Check the listing below for lines with the word "Fette" and say how many there are, with nothing but the number.

▶ Input data
## begin

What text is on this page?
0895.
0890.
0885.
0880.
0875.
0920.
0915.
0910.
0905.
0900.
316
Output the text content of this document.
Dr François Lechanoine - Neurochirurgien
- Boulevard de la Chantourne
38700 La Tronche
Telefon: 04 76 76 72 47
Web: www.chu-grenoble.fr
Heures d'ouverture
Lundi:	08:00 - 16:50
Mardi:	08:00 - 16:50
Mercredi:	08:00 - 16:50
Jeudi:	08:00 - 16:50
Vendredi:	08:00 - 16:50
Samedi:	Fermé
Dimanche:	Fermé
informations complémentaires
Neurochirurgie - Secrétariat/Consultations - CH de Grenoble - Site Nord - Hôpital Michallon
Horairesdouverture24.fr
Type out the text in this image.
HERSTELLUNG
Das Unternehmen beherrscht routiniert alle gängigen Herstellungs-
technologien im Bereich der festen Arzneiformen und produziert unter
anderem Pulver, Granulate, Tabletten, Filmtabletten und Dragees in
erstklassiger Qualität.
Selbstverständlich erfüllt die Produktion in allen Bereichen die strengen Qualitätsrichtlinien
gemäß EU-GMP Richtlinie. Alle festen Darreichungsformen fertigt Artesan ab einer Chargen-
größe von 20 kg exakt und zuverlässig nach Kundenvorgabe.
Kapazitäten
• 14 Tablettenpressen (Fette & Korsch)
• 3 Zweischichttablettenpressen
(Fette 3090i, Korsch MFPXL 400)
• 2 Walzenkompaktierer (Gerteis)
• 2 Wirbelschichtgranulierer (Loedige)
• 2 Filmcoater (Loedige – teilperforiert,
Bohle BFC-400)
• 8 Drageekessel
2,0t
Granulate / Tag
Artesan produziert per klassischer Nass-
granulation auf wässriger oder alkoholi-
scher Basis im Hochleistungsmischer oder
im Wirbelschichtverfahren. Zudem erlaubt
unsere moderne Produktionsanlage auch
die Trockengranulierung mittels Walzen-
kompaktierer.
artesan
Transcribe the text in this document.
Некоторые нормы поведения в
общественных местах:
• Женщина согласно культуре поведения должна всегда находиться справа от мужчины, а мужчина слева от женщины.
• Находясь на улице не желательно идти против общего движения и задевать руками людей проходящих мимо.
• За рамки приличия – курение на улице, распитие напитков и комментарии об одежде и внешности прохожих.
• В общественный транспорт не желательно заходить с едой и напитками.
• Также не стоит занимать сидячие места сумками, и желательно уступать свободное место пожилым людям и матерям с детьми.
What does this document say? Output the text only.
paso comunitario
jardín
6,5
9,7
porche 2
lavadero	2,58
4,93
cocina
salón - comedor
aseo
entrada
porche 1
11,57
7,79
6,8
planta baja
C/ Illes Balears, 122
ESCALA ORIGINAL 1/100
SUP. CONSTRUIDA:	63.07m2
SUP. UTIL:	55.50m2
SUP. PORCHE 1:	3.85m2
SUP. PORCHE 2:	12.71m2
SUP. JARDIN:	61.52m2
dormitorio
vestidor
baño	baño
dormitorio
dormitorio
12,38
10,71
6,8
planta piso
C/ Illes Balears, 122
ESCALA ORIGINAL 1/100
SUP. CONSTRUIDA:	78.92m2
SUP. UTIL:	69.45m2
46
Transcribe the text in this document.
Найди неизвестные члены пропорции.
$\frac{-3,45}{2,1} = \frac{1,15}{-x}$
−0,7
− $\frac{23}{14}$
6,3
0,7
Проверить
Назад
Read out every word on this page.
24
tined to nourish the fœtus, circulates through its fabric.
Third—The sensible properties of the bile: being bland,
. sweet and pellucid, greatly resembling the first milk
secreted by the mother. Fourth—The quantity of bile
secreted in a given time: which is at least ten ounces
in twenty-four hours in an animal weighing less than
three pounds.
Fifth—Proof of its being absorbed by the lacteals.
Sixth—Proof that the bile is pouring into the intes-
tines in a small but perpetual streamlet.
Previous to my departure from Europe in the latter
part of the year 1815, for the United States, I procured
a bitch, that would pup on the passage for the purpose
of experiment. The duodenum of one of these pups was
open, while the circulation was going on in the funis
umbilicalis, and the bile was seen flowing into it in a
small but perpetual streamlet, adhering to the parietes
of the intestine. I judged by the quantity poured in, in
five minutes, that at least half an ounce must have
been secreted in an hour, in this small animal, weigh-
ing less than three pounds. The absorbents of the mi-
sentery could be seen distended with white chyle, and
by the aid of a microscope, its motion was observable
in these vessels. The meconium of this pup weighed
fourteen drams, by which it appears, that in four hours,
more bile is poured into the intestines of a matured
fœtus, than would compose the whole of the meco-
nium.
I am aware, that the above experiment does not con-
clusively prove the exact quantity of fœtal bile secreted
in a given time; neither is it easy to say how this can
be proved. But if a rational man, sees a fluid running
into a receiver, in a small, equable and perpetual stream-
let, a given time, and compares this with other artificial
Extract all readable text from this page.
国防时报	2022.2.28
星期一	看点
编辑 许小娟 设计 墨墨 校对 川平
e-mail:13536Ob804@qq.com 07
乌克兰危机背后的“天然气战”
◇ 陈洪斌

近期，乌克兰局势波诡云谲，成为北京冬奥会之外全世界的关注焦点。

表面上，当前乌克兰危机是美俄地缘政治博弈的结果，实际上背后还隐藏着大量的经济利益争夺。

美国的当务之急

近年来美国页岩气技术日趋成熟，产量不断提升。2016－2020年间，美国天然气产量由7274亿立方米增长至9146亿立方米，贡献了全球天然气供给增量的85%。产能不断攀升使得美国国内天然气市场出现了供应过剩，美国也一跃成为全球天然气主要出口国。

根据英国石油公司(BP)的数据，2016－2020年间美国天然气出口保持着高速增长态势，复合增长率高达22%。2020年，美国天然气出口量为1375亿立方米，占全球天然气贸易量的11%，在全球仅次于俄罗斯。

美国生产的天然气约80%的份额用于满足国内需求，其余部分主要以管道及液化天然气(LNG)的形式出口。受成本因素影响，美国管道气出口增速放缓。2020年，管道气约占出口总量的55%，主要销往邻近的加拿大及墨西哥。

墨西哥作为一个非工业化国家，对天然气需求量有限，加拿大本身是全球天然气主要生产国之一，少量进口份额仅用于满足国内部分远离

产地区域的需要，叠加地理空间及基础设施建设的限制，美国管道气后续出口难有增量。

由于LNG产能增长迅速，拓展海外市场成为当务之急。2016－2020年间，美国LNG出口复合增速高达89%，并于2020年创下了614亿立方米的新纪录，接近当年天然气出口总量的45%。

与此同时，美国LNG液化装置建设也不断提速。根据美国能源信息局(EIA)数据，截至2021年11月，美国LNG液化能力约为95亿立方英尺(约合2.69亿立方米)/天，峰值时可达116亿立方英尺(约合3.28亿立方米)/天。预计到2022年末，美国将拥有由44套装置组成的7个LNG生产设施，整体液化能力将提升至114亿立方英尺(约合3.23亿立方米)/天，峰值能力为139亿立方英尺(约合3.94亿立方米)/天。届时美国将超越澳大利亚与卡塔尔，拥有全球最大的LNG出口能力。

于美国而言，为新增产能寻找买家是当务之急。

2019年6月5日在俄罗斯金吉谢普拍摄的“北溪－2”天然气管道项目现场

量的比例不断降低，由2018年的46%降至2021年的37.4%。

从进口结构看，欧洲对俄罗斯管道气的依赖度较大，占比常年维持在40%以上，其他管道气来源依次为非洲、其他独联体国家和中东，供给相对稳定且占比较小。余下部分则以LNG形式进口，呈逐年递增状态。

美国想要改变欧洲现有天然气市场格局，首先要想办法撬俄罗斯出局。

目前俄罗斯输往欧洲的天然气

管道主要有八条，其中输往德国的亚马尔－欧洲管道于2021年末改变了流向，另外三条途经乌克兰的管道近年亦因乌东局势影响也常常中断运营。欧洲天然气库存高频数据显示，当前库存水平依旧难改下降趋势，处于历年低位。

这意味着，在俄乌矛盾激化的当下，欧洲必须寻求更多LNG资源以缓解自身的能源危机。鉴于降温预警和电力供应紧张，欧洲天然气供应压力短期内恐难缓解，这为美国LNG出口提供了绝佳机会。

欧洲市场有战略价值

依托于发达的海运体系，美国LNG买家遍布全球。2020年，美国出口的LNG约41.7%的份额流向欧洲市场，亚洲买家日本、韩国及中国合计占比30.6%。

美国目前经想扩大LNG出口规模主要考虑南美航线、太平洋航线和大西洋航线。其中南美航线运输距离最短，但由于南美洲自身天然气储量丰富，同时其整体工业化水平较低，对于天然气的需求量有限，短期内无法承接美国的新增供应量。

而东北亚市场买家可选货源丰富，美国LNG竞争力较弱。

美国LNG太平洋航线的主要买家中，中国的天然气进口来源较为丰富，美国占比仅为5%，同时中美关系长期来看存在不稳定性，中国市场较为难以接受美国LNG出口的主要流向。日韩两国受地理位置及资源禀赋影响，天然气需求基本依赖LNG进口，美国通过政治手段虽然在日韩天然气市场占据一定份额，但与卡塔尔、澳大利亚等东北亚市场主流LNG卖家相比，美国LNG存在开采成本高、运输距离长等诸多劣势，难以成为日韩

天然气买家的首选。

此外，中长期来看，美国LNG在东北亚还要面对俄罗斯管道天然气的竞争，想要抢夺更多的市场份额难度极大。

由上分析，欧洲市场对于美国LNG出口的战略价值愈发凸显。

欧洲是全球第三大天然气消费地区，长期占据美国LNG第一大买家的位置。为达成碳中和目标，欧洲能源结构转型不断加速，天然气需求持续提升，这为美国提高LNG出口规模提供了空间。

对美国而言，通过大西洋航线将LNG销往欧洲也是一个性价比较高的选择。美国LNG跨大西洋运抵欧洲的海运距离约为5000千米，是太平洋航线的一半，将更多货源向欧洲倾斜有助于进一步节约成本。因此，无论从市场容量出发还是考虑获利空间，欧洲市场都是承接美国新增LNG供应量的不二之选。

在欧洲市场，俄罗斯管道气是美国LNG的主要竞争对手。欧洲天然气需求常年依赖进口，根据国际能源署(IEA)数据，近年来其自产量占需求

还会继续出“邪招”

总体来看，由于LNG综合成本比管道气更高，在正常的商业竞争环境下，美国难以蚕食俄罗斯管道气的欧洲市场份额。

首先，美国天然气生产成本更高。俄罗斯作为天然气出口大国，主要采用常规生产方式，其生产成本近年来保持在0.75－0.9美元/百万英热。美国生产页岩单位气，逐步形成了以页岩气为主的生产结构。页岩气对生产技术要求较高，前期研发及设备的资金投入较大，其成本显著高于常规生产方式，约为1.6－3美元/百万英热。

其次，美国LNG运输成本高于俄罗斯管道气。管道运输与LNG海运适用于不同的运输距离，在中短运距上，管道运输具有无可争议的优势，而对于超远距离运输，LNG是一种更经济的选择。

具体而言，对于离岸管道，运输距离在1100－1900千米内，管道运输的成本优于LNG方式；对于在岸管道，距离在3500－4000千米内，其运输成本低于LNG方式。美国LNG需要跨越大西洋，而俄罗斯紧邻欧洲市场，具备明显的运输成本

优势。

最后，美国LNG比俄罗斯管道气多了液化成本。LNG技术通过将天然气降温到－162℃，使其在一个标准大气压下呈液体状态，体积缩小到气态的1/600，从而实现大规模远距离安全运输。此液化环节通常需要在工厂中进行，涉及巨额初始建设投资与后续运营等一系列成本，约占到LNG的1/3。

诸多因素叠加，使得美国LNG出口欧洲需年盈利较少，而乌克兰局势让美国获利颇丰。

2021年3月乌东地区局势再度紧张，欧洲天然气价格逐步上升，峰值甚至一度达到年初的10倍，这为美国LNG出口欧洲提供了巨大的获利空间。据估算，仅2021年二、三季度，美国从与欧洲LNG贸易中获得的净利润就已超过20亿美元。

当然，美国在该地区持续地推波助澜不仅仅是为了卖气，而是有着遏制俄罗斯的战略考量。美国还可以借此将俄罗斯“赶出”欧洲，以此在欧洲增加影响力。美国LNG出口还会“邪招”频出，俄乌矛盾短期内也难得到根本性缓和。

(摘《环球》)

## end

▶ Exercise answer
2